▸ Records for processing
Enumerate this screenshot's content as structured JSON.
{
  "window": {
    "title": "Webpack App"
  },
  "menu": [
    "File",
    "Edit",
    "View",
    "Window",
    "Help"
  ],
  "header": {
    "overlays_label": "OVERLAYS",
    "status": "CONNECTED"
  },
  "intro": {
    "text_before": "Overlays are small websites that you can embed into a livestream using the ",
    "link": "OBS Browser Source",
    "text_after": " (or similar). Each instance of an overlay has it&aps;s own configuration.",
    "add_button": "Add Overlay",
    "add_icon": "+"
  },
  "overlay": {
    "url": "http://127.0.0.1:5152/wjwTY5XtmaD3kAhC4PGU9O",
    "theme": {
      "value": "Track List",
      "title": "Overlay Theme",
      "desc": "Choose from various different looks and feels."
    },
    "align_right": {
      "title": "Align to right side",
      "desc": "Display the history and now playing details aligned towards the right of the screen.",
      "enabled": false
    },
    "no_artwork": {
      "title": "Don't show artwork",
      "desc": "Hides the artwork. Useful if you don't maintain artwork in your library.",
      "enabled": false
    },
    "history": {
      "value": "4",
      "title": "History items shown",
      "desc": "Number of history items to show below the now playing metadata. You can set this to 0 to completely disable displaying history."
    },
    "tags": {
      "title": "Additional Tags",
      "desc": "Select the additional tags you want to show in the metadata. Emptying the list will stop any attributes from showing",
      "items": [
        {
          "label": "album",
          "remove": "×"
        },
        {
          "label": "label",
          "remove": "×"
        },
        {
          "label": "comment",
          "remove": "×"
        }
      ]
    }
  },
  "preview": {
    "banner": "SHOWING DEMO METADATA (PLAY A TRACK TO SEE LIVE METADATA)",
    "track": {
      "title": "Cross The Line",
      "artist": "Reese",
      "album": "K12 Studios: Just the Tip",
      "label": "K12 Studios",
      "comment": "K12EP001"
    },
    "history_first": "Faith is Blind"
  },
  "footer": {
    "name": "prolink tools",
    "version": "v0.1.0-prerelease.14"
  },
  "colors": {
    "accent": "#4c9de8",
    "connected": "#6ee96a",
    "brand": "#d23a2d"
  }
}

▸ Task
Exactly as they are written, print the entries again.

▸ Result of this task
Enumerate this screenshot's content as structured JSON.
{
  "window": {
    "title": "Webpack App"
  },
  "menu": [
    "File",
    "Edit",
    "View",
    "Window",
    "Help"
  ],
  "header": {
    "overlays_label": "OVERLAYS",
    "status": "CONNECTED"
  },
  "intro": {
    "text_before": "Overlays are small websites that you can embed into a livestream using the ",
    "link": "OBS Browser Source",
    "text_after": " (or similar). Each instance of an overlay has it&aps;s own configuration.",
    "add_button": "Add Overlay",
    "add_icon": "+"
  },
  "overlay": {
    "url": "http://127.0.0.1:5152/wjwTY5XtmaD3kAhC4PGU9O",
    "theme": {
      "value": "Track List",
      "title": "Overlay Theme",
      "desc": "Choose from various different looks and feels."
    },
    "align_right": {
      "title": "Align to right side",
      "desc": "Display the history and now playing details aligned towards the right of the screen.",
      "enabled": false
    },
    "no_artwork": {
      "title": "Don't show artwork",
      "desc": "Hides the artwork. Useful if you don't maintain artwork in your library.",
      "enabled": false
    },
    "history": {
      "value": "4",
      "title": "History items shown",
      "desc": "Number of history items to show below the now playing metadata. You can set this to 0 to completely disable displaying history."
    },
    "tags": {
      "title": "Additional Tags",
      "desc": "Select the additional tags you want to show in the metadata. Emptying the list will stop any attributes from showing",
      "items": [
        {
          "label": "album",
          "remove": "×"
        },
        {
          "label": "label",
          "remove": "×"
        },
        {
          "label": "comment",
          "remove": "×"
        }
      ]
    }
  },
  "preview": {
    "banner": "SHOWING DEMO METADATA (PLAY A TRACK TO SEE LIVE METADATA)",
    "track": {
      "title": "Cross The Line",
      "artist": "Reese",
      "album": "K12 Studios: Just the Tip",
      "label": "K12 Studios",
      "comment": "K12EP001"
    },
    "history_first": "Faith is Blind"
  },
  "footer": {
    "name": "prolink tools",
    "version": "v0.1.0-prerelease.14"
  },
  "colors": {
    "accent": "#4c9de8",
    "connected": "#6ee96a",
    "brand": "#d23a2d"
  }
}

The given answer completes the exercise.